**Stored data**.
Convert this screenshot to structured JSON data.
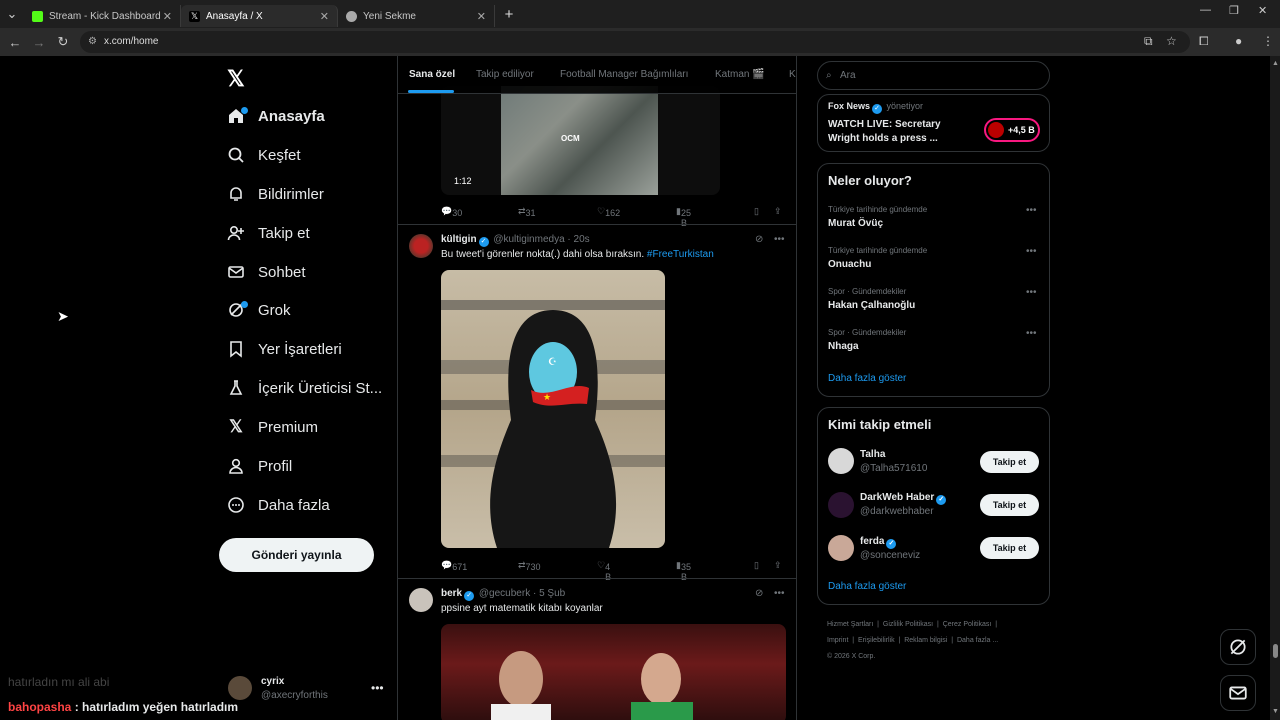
{
  "browser": {
    "tabs": [
      {
        "title": "Stream - Kick Dashboard",
        "favicon_color": "#53fc18"
      },
      {
        "title": "Anasayfa / X",
        "favicon_color": "#000000"
      },
      {
        "title": "Yeni Sekme",
        "favicon_color": "#aaaaaa"
      }
    ],
    "url": "x.com/home"
  },
  "nav": {
    "items": [
      {
        "label": "Anasayfa",
        "icon": "home-icon"
      },
      {
        "label": "Keşfet",
        "icon": "search-icon"
      },
      {
        "label": "Bildirimler",
        "icon": "bell-icon"
      },
      {
        "label": "Takip et",
        "icon": "add-user-icon"
      },
      {
        "label": "Sohbet",
        "icon": "mail-icon"
      },
      {
        "label": "Grok",
        "icon": "grok-icon"
      },
      {
        "label": "Yer İşaretleri",
        "icon": "bookmark-icon"
      },
      {
        "label": "İçerik Üreticisi St...",
        "icon": "creator-studio-icon"
      },
      {
        "label": "Premium",
        "icon": "x-icon"
      },
      {
        "label": "Profil",
        "icon": "profile-icon"
      },
      {
        "label": "Daha fazla",
        "icon": "more-circle-icon"
      }
    ],
    "post_button": "Gönderi yayınla",
    "account": {
      "name": "cyrix",
      "handle": "@axecryforthis"
    }
  },
  "overlay": {
    "chat_faded": "hatırladın mı ali abi",
    "chat_user": "bahopasha",
    "chat_msg": " : hatırladım yeğen hatırladım"
  },
  "timeline": {
    "tabs": [
      "Sana özel",
      "Takip ediliyor",
      "Football Manager Bağımlıları",
      "Katman 🎬",
      "Ka"
    ],
    "post0": {
      "media_logo": "OCM",
      "duration": "1:12",
      "replies": "30",
      "reposts": "31",
      "likes": "162",
      "views": "25 B"
    },
    "post1": {
      "name": "kültigin",
      "handle": "@kultiginmedya",
      "time": "· 20s",
      "text": "Bu tweet'i görenler nokta(.) dahi olsa bıraksın.",
      "hashtag": "#FreeTurkistan",
      "replies": "671",
      "reposts": "730",
      "likes": "4 B",
      "views": "35 B"
    },
    "post2": {
      "name": "berk",
      "handle": "@gecuberk",
      "time": "· 5 Şub",
      "text": "ppsine ayt matematik kitabı koyanlar"
    }
  },
  "sidebar": {
    "search_placeholder": "Ara",
    "live": {
      "source": "Fox News",
      "managing": "yönetiyor",
      "title_line1": "WATCH LIVE: Secretary",
      "title_line2": "Wright holds a press ...",
      "viewers": "+4,5 B"
    },
    "trends_title": "Neler oluyor?",
    "trends": [
      {
        "context": "Türkiye tarihinde gündemde",
        "name": "Murat Övüç"
      },
      {
        "context": "Türkiye tarihinde gündemde",
        "name": "Onuachu"
      },
      {
        "context": "Spor · Gündemdekiler",
        "name": "Hakan Çalhanoğlu"
      },
      {
        "context": "Spor · Gündemdekiler",
        "name": "Nhaga"
      }
    ],
    "show_more": "Daha fazla göster",
    "who_title": "Kimi takip etmeli",
    "who": [
      {
        "name": "Talha",
        "handle": "@Talha571610",
        "verified": false,
        "avatar_color": "#d8d8d8"
      },
      {
        "name": "DarkWeb Haber",
        "handle": "@darkwebhaber",
        "verified": true,
        "avatar_color": "#2a1230"
      },
      {
        "name": "ferda",
        "handle": "@sonceneviz",
        "verified": true,
        "avatar_color": "#c9a898"
      }
    ],
    "follow_label": "Takip et",
    "footer": [
      "Hizmet Şartları",
      "Gizlilik Politikası",
      "Çerez Politikası",
      "Imprint",
      "Erişilebilirlik",
      "Reklam bilgisi",
      "Daha fazla ...",
      "© 2026 X Corp."
    ]
  }
}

**Written instruction**. How many lines of these entries hold the string "name"? Answer with the number alone.

**Output for this task**. 10